> _Data items_
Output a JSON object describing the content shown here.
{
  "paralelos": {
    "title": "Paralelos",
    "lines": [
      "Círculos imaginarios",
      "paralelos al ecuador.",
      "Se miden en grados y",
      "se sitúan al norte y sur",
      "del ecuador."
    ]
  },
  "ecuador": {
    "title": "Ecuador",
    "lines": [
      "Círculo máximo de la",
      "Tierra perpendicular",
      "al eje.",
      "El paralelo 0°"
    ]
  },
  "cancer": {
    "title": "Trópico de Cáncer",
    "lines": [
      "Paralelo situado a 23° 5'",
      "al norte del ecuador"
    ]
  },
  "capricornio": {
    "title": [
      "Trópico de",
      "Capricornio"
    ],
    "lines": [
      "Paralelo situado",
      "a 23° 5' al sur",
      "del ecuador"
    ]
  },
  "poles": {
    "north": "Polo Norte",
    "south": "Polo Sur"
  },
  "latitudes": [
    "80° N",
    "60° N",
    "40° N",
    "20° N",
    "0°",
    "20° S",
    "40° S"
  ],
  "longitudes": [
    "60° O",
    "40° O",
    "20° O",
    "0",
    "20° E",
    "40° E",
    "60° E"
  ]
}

> _REQUIRED WORK_
Reproduce the material exactly, with every line intact.

> _SOLUTION_
Output a JSON object describing the content shown here.
{
  "paralelos": {
    "title": "Paralelos",
    "lines": [
      "Círculos imaginarios",
      "paralelos al ecuador.",
      "Se miden en grados y",
      "se sitúan al norte y sur",
      "del ecuador."
    ]
  },
  "ecuador": {
    "title": "Ecuador",
    "lines": [
      "Círculo máximo de la",
      "Tierra perpendicular",
      "al eje.",
      "El paralelo 0°"
    ]
  },
  "cancer": {
    "title": "Trópico de Cáncer",
    "lines": [
      "Paralelo situado a 23° 5'",
      "al norte del ecuador"
    ]
  },
  "capricornio": {
    "title": [
      "Trópico de",
      "Capricornio"
    ],
    "lines": [
      "Paralelo situado",
      "a 23° 5' al sur",
      "del ecuador"
    ]
  },
  "poles": {
    "north": "Polo Norte",
    "south": "Polo Sur"
  },
  "latitudes": [
    "80° N",
    "60° N",
    "40° N",
    "20° N",
    "0°",
    "20° S",
    "40° S"
  ],
  "longitudes": [
    "60° O",
    "40° O",
    "20° O",
    "0",
    "20° E",
    "40° E",
    "60° E"
  ]
}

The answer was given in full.